(Collected data)
** BEGIN **

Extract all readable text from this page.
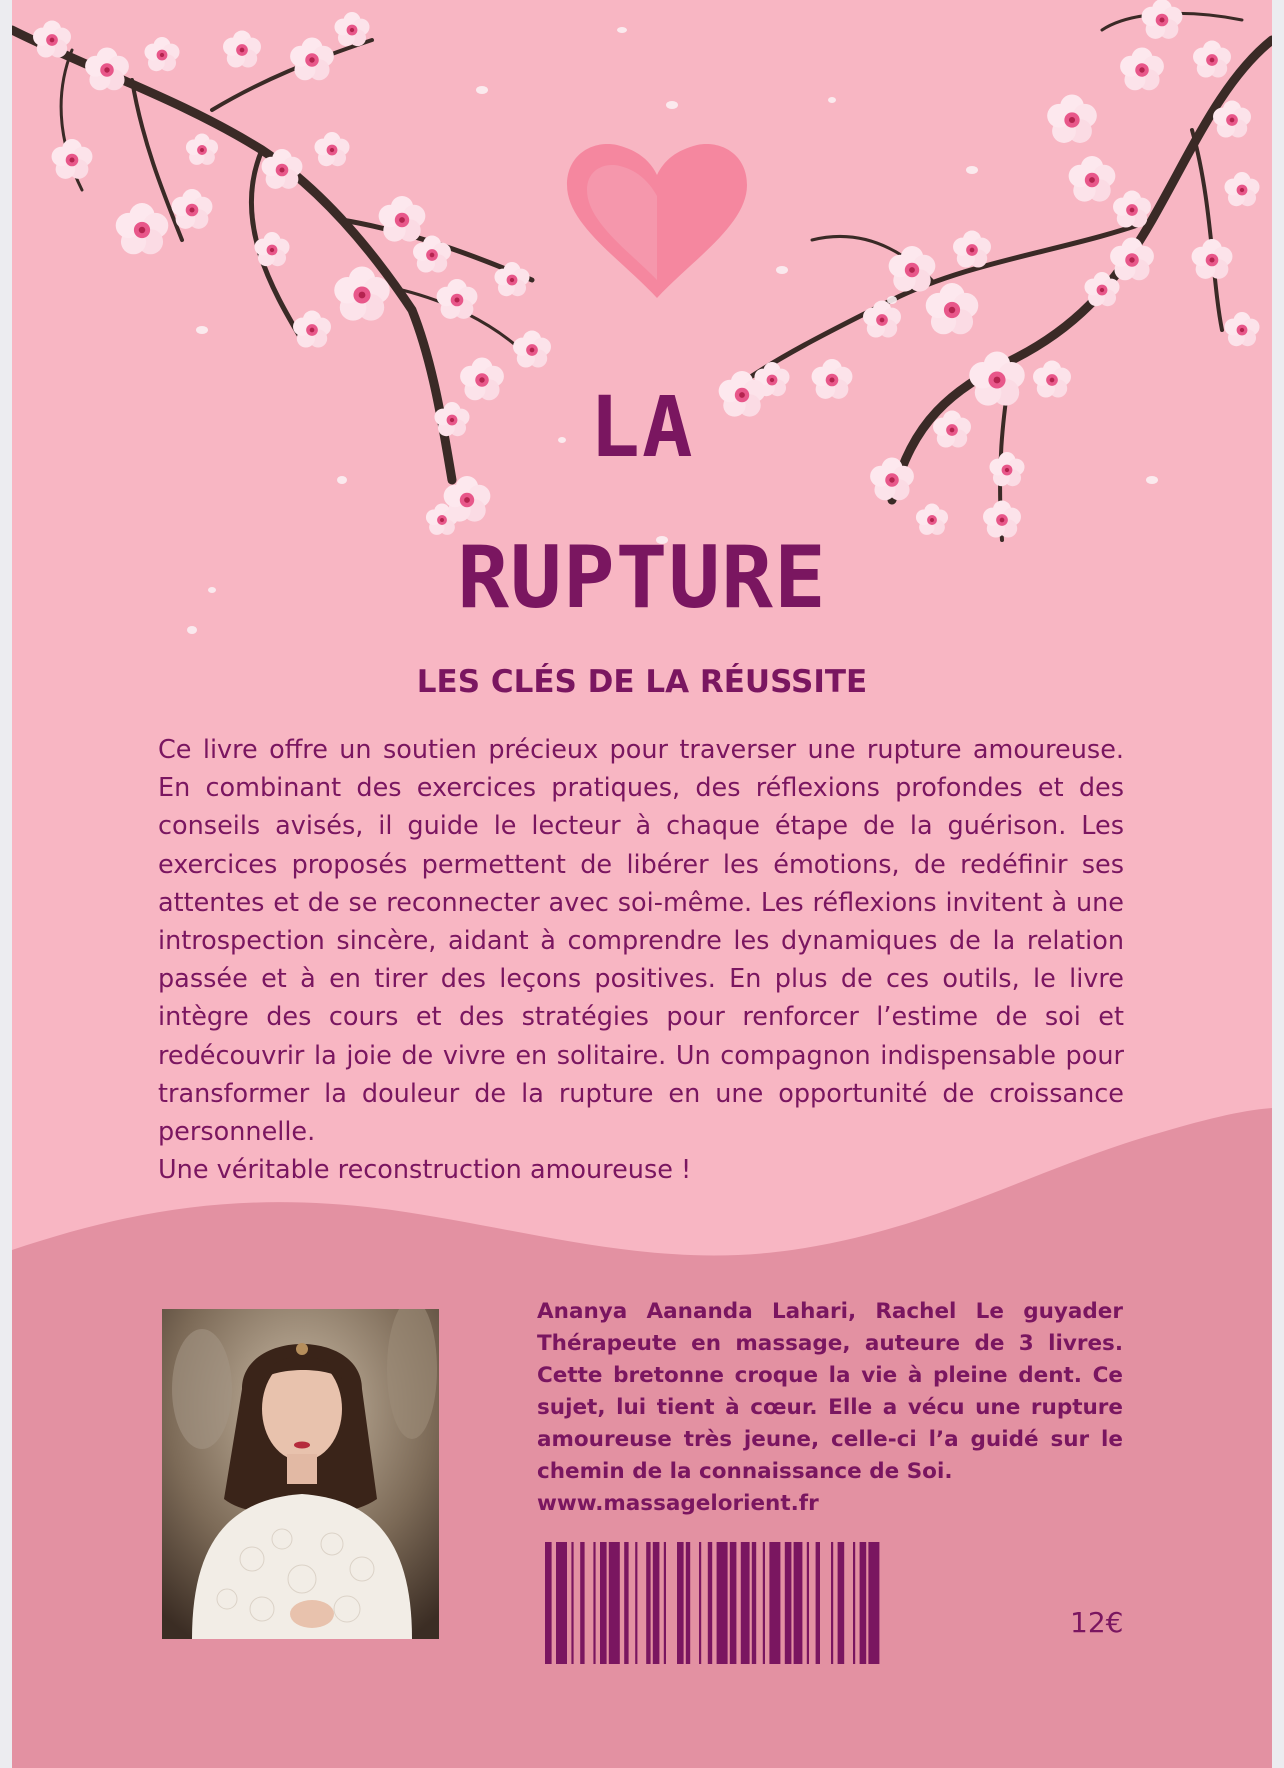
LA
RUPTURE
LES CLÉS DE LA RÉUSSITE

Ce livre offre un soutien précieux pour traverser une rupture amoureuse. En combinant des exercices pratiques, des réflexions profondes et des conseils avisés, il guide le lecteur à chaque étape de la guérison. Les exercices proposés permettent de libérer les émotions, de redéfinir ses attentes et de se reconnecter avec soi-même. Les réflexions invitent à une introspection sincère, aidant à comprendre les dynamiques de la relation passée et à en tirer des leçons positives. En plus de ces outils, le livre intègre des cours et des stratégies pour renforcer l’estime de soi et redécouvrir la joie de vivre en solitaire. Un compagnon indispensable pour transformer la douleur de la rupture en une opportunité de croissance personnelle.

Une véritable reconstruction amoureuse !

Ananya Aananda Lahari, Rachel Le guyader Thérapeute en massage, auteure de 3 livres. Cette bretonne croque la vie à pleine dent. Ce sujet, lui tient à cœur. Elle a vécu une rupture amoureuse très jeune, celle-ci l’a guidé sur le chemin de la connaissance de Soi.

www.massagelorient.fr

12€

** END **

**Do this:**
Each line above that includes "amoureuse" should be shown.

**Exercise solution:**
Ce livre offre un soutien précieux pour traverser une rupture amoureuse. En combinant des exercices pratiques, des réflexions profondes et des conseils avisés, il guide le lecteur à chaque étape de la guérison. Les exercices proposés permettent de libérer les émotions, de redéfinir ses attentes et de se reconnecter avec soi-même. Les réflexions invitent à une introspection sincère, aidant à comprendre les dynamiques de la relation passée et à en tirer des leçons positives. En plus de ces outils, le livre intègre des cours et des stratégies pour renforcer l’estime de soi et redécouvrir la joie de vivre en solitaire. Un compagnon indispensable pour transformer la douleur de la rupture en une opportunité de croissance personnelle.
Une véritable reconstruction amoureuse !
Ananya Aananda Lahari, Rachel Le guyader Thérapeute en massage, auteure de 3 livres. Cette bretonne croque la vie à pleine dent. Ce sujet, lui tient à cœur. Elle a vécu une rupture amoureuse très jeune, celle-ci l’a guidé sur le chemin de la connaissance de Soi.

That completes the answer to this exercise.